■ **Given instruction**: Copy every line of the listing that holds the string "true".

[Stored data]

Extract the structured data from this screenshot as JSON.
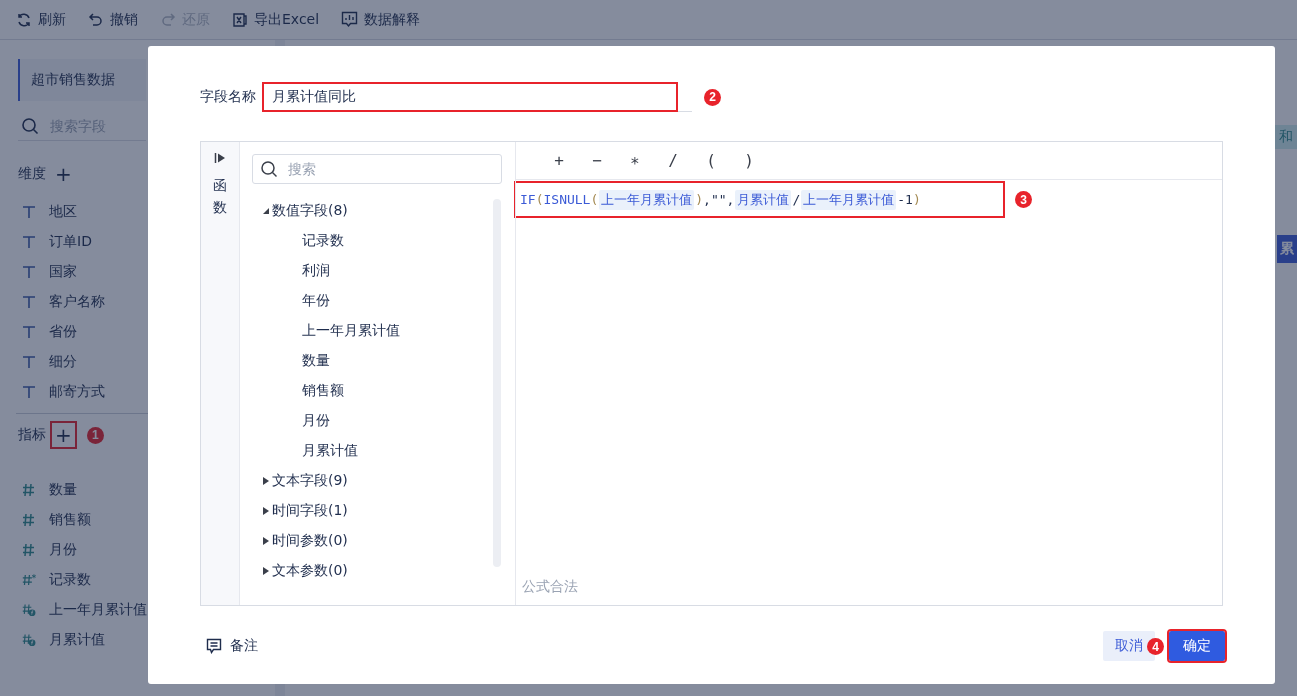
{
  "toolbar": [
    {
      "kind": "refresh",
      "label": "刷新",
      "disabled": false
    },
    {
      "kind": "undo",
      "label": "撤销",
      "disabled": false
    },
    {
      "kind": "redo",
      "label": "还原",
      "disabled": true
    },
    {
      "kind": "excel",
      "label": "导出Excel",
      "disabled": false
    },
    {
      "kind": "explain",
      "label": "数据解释",
      "disabled": false
    }
  ],
  "sidebar": {
    "dataset": "超市销售数据",
    "search_placeholder": "搜索字段",
    "dimensions": {
      "title": "维度",
      "add": "+",
      "items": [
        {
          "kind": "text",
          "label": "地区"
        },
        {
          "kind": "text",
          "label": "订单ID"
        },
        {
          "kind": "text",
          "label": "国家"
        },
        {
          "kind": "text",
          "label": "客户名称"
        },
        {
          "kind": "text",
          "label": "省份"
        },
        {
          "kind": "text",
          "label": "细分"
        },
        {
          "kind": "text",
          "label": "邮寄方式"
        }
      ]
    },
    "measures": {
      "title": "指标",
      "add": "+",
      "add_highlighted": true,
      "badge": "1",
      "items": [
        {
          "kind": "number",
          "label": "数量"
        },
        {
          "kind": "number",
          "label": "销售额"
        },
        {
          "kind": "number",
          "label": "月份"
        },
        {
          "kind": "count",
          "label": "记录数"
        },
        {
          "kind": "calculated",
          "label": "上一年月累计值"
        },
        {
          "kind": "calculated",
          "label": "月累计值"
        }
      ]
    }
  },
  "background": {
    "tag": "和",
    "column_header": "累"
  },
  "dialog": {
    "field_name": {
      "label": "字段名称",
      "value": "月累计值同比",
      "highlighted": true,
      "badge": "2"
    },
    "side_tab": "函数",
    "search_placeholder": "搜索",
    "tree": [
      {
        "label": "数值字段(8)",
        "expanded": true,
        "children": [
          {
            "label": "记录数"
          },
          {
            "label": "利润"
          },
          {
            "label": "年份"
          },
          {
            "label": "上一年月累计值"
          },
          {
            "label": "数量"
          },
          {
            "label": "销售额"
          },
          {
            "label": "月份"
          },
          {
            "label": "月累计值"
          }
        ]
      },
      {
        "label": "文本字段(9)",
        "expanded": false
      },
      {
        "label": "时间字段(1)",
        "expanded": false
      },
      {
        "label": "时间参数(0)",
        "expanded": false
      },
      {
        "label": "文本参数(0)",
        "expanded": false
      }
    ],
    "operators": [
      "+",
      "−",
      "∗",
      "/",
      "(",
      ")"
    ],
    "formula": {
      "highlighted": true,
      "badge": "3",
      "tokens": [
        {
          "kind": "function",
          "text": "IF"
        },
        {
          "kind": "paren",
          "text": "("
        },
        {
          "kind": "function",
          "text": "ISNULL"
        },
        {
          "kind": "paren",
          "text": "("
        },
        {
          "kind": "field",
          "text": "上一年月累计值"
        },
        {
          "kind": "paren",
          "text": ")"
        },
        {
          "kind": "plain",
          "text": ",\"\","
        },
        {
          "kind": "field",
          "text": "月累计值"
        },
        {
          "kind": "plain",
          "text": "/"
        },
        {
          "kind": "field",
          "text": "上一年月累计值"
        },
        {
          "kind": "plain",
          "text": "-1"
        },
        {
          "kind": "paren",
          "text": ")"
        }
      ]
    },
    "status": "公式合法",
    "note": "备注",
    "cancel": "取消",
    "confirm": {
      "label": "确定",
      "highlighted": true,
      "badge": "4"
    }
  }
}
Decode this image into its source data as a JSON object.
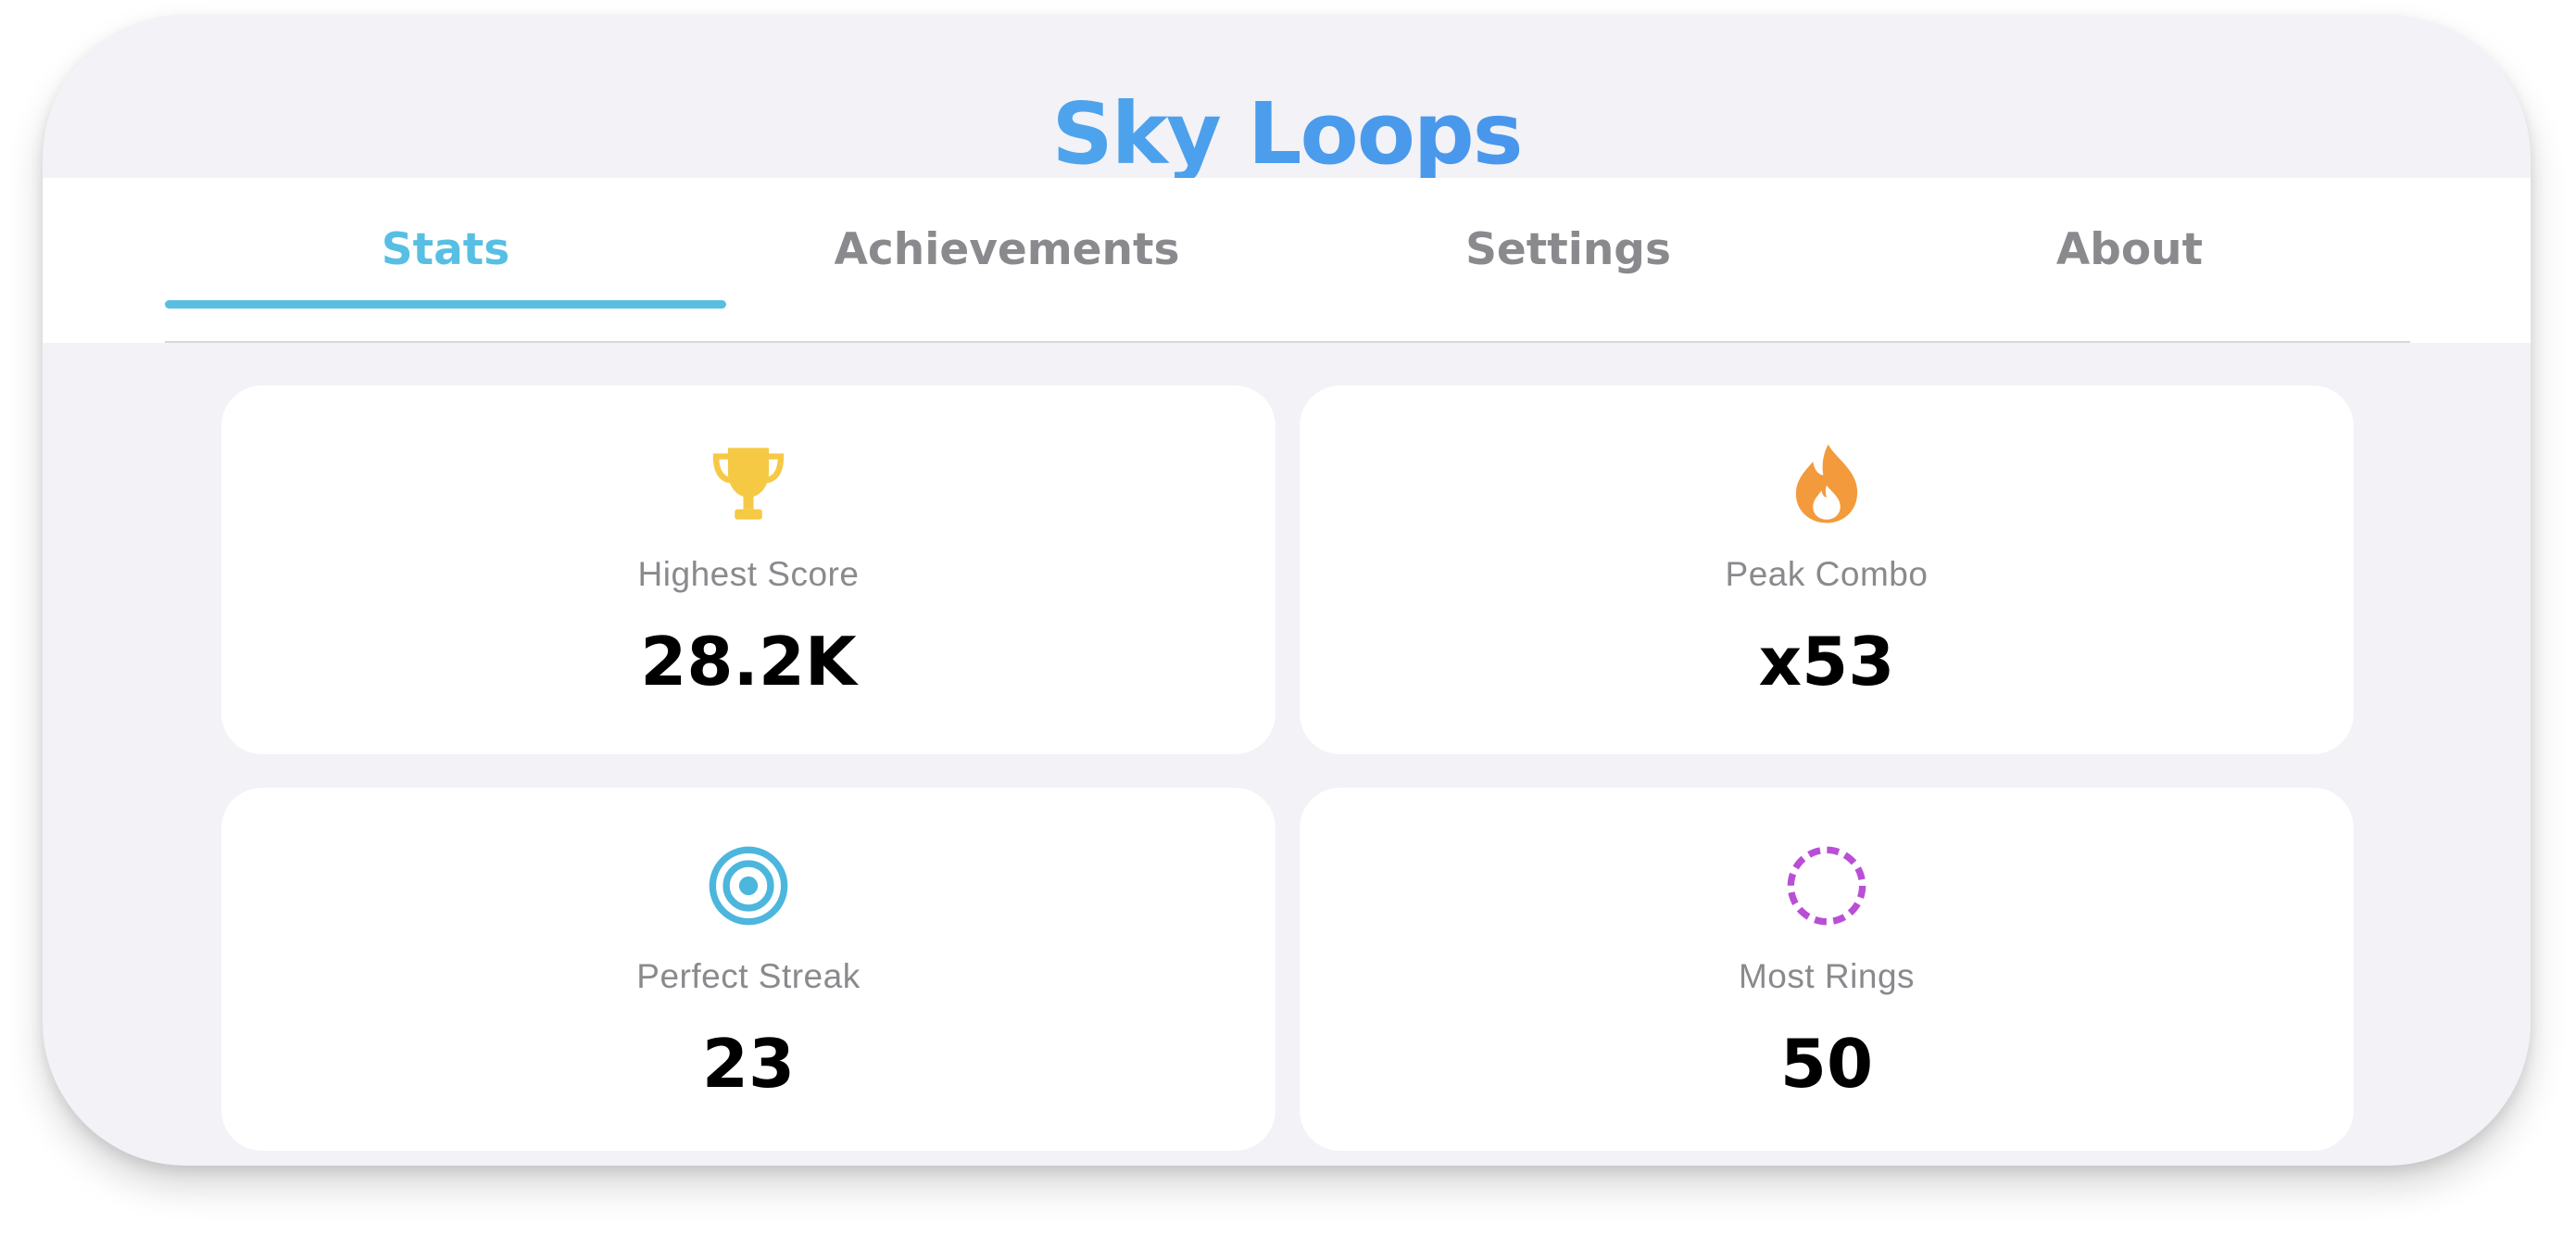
{
  "app": {
    "title": "Sky Loops"
  },
  "tabs": [
    {
      "label": "Stats",
      "active": true
    },
    {
      "label": "Achievements",
      "active": false
    },
    {
      "label": "Settings",
      "active": false
    },
    {
      "label": "About",
      "active": false
    }
  ],
  "stats": [
    {
      "label": "Highest Score",
      "value": "28.2K",
      "icon": "trophy-icon",
      "color": "#f6c945"
    },
    {
      "label": "Peak Combo",
      "value": "x53",
      "icon": "flame-icon",
      "color": "#f39a3c"
    },
    {
      "label": "Perfect Streak",
      "value": "23",
      "icon": "target-icon",
      "color": "#4cb6dd"
    },
    {
      "label": "Most Rings",
      "value": "50",
      "icon": "dashed-ring-icon",
      "color": "#b94fd6"
    }
  ],
  "colors": {
    "accent": "#58bfe3",
    "background": "#f2f2f7",
    "card": "#ffffff",
    "inactive_tab": "#8a8a8e"
  }
}
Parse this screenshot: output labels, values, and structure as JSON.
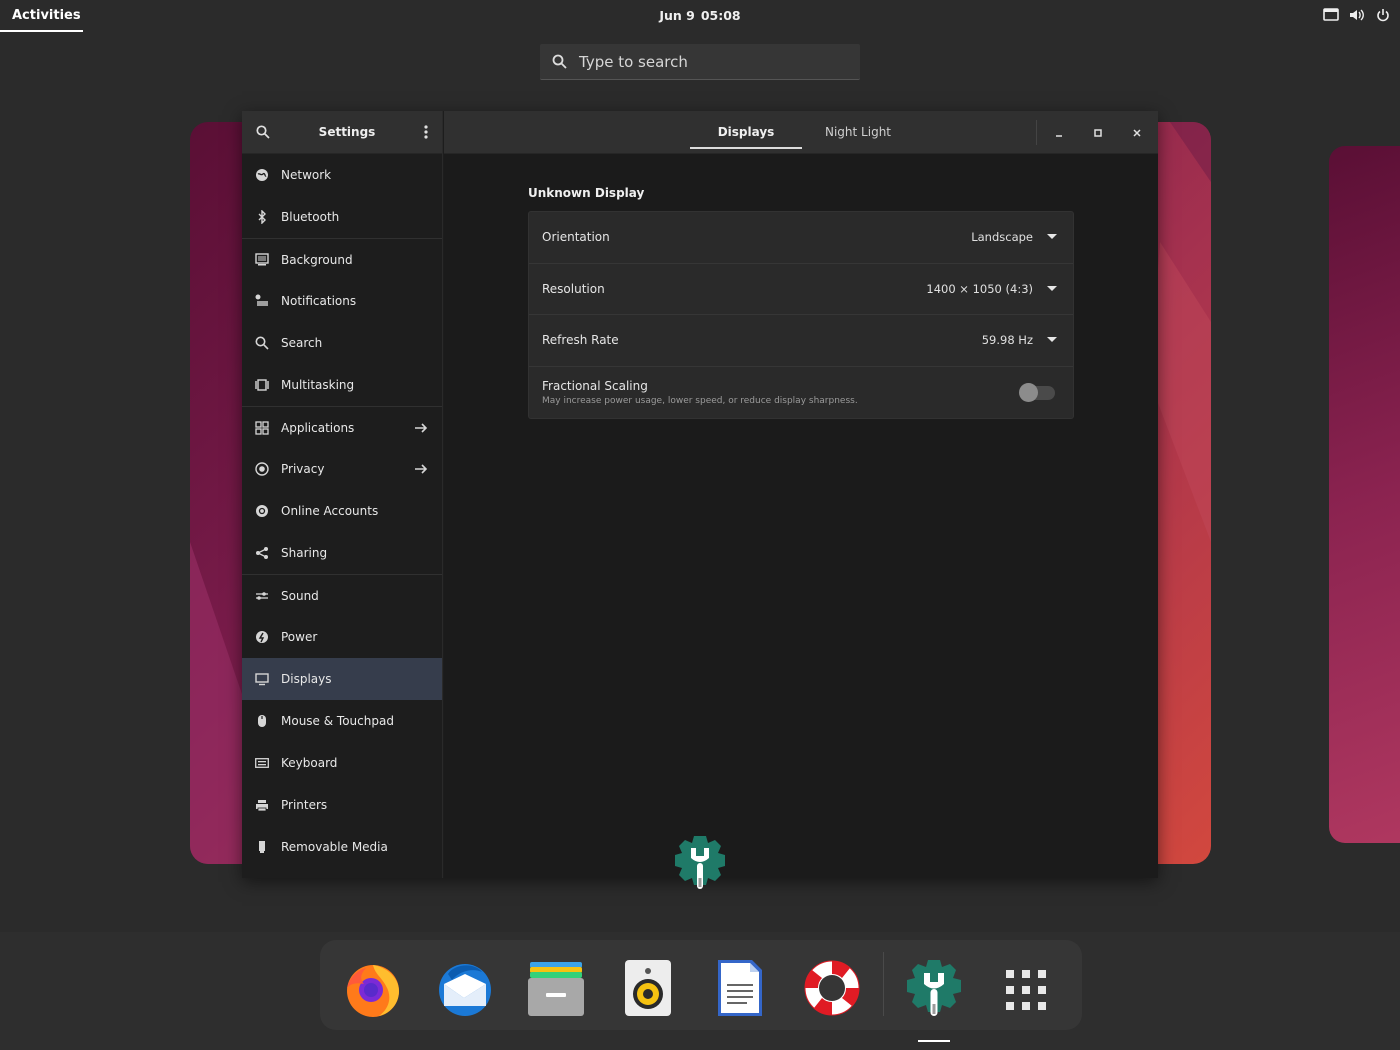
{
  "topbar": {
    "activities": "Activities",
    "date": "Jun 9",
    "time": "05:08",
    "tray_icons": [
      "screen-icon",
      "volume-icon",
      "power-icon"
    ]
  },
  "overview_search": {
    "placeholder": "Type to search"
  },
  "settings": {
    "sidebar_title": "Settings",
    "items": [
      {
        "label": "Network",
        "icon": "network-icon"
      },
      {
        "label": "Bluetooth",
        "icon": "bluetooth-icon"
      },
      {
        "label": "Background",
        "icon": "background-icon"
      },
      {
        "label": "Notifications",
        "icon": "notifications-icon"
      },
      {
        "label": "Search",
        "icon": "search-icon"
      },
      {
        "label": "Multitasking",
        "icon": "multitasking-icon"
      },
      {
        "label": "Applications",
        "icon": "applications-icon"
      },
      {
        "label": "Privacy",
        "icon": "privacy-icon"
      },
      {
        "label": "Online Accounts",
        "icon": "online-accounts-icon"
      },
      {
        "label": "Sharing",
        "icon": "sharing-icon"
      },
      {
        "label": "Sound",
        "icon": "sound-icon"
      },
      {
        "label": "Power",
        "icon": "power-icon"
      },
      {
        "label": "Displays",
        "icon": "displays-icon"
      },
      {
        "label": "Mouse & Touchpad",
        "icon": "mouse-icon"
      },
      {
        "label": "Keyboard",
        "icon": "keyboard-icon"
      },
      {
        "label": "Printers",
        "icon": "printer-icon"
      },
      {
        "label": "Removable Media",
        "icon": "removable-media-icon"
      }
    ],
    "active_item": "Displays",
    "tabs": [
      "Displays",
      "Night Light"
    ],
    "active_tab": "Displays",
    "display_name": "Unknown Display",
    "rows": {
      "orientation": {
        "label": "Orientation",
        "value": "Landscape"
      },
      "resolution": {
        "label": "Resolution",
        "value": "1400 × 1050 (4:3)"
      },
      "refresh_rate": {
        "label": "Refresh Rate",
        "value": "59.98 Hz"
      },
      "fractional_scaling": {
        "label": "Fractional Scaling",
        "description": "May increase power usage, lower speed, or reduce display sharpness.",
        "enabled": false
      }
    }
  },
  "dock": {
    "apps": [
      "firefox-icon",
      "thunderbird-icon",
      "files-icon",
      "rhythmbox-icon",
      "writer-icon",
      "help-icon",
      "settings-icon",
      "app-grid-icon"
    ]
  },
  "colors": {
    "accent_selected": "#363d4c",
    "settings_green": "#1f7a68"
  }
}
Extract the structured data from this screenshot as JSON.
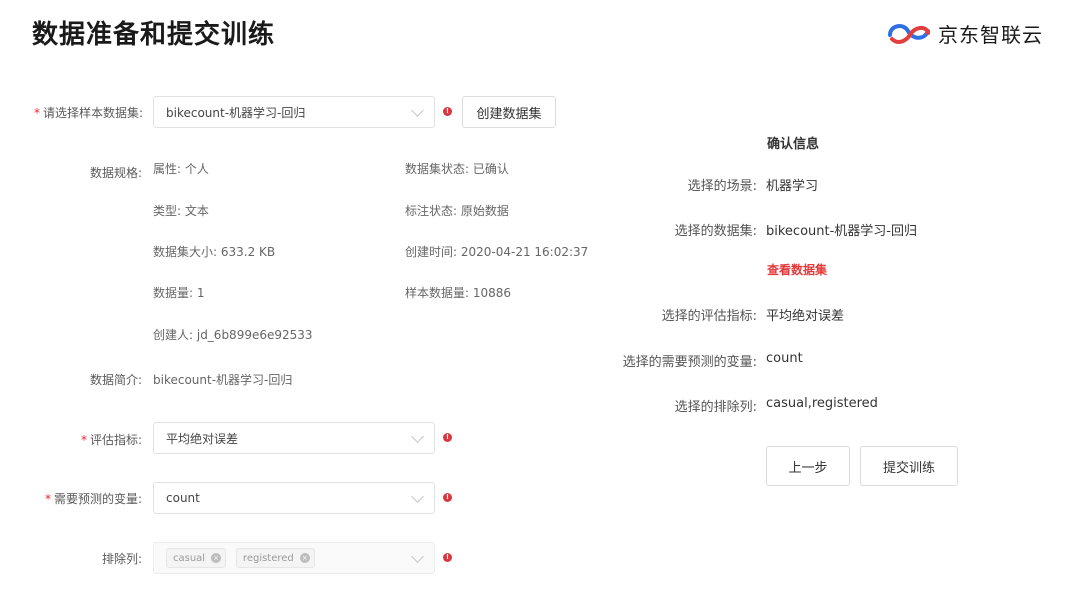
{
  "page": {
    "title": "数据准备和提交训练"
  },
  "brand": {
    "name": "京东智联云"
  },
  "form": {
    "dataset": {
      "label": "请选择样本数据集:",
      "value": "bikecount-机器学习-回归",
      "create_button": "创建数据集"
    },
    "spec": {
      "label": "数据规格:",
      "items": [
        {
          "text": "属性:  个人"
        },
        {
          "text": "数据集状态:  已确认"
        },
        {
          "text": "类型:  文本"
        },
        {
          "text": "标注状态:  原始数据"
        },
        {
          "text": "数据集大小:  633.2 KB"
        },
        {
          "text": "创建时间:  2020-04-21 16:02:37"
        },
        {
          "text": "数据量:  1"
        },
        {
          "text": "样本数据量:  10886"
        },
        {
          "text": "创建人:  jd_6b899e6e92533"
        }
      ]
    },
    "intro": {
      "label": "数据简介:",
      "value": "bikecount-机器学习-回归"
    },
    "metric": {
      "label": "评估指标:",
      "value": "平均绝对误差"
    },
    "target": {
      "label": "需要预测的变量:",
      "value": "count"
    },
    "exclude": {
      "label": "排除列:",
      "tags": [
        "casual",
        "registered"
      ]
    }
  },
  "confirm": {
    "title": "确认信息",
    "rows": [
      {
        "label": "选择的场景:",
        "value": "机器学习"
      },
      {
        "label": "选择的数据集:",
        "value": "bikecount-机器学习-回归"
      },
      {
        "label": "选择的评估指标:",
        "value": "平均绝对误差"
      },
      {
        "label": "选择的需要预测的变量:",
        "value": "count"
      },
      {
        "label": "选择的排除列:",
        "value": "casual,registered"
      }
    ],
    "view_dataset_link": "查看数据集",
    "prev_button": "上一步",
    "submit_button": "提交训练"
  },
  "icons": {
    "brand_logo": "jd-cloud-logo-icon",
    "error": "error-icon",
    "dropdown": "chevron-down-icon",
    "tag_close": "close-icon"
  },
  "colors": {
    "required": "#f5222d",
    "error_icon": "#d9363e",
    "link": "#e4393c",
    "logo_blue": "#2f6fe6",
    "logo_red": "#e33d3d"
  }
}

■ **Written response**:
      "disabled": true
      "add_highlighted": true,
      "highlighted": true,
        "expanded": true,
      "highlighted": true,
      "highlighted": true,
      "active": true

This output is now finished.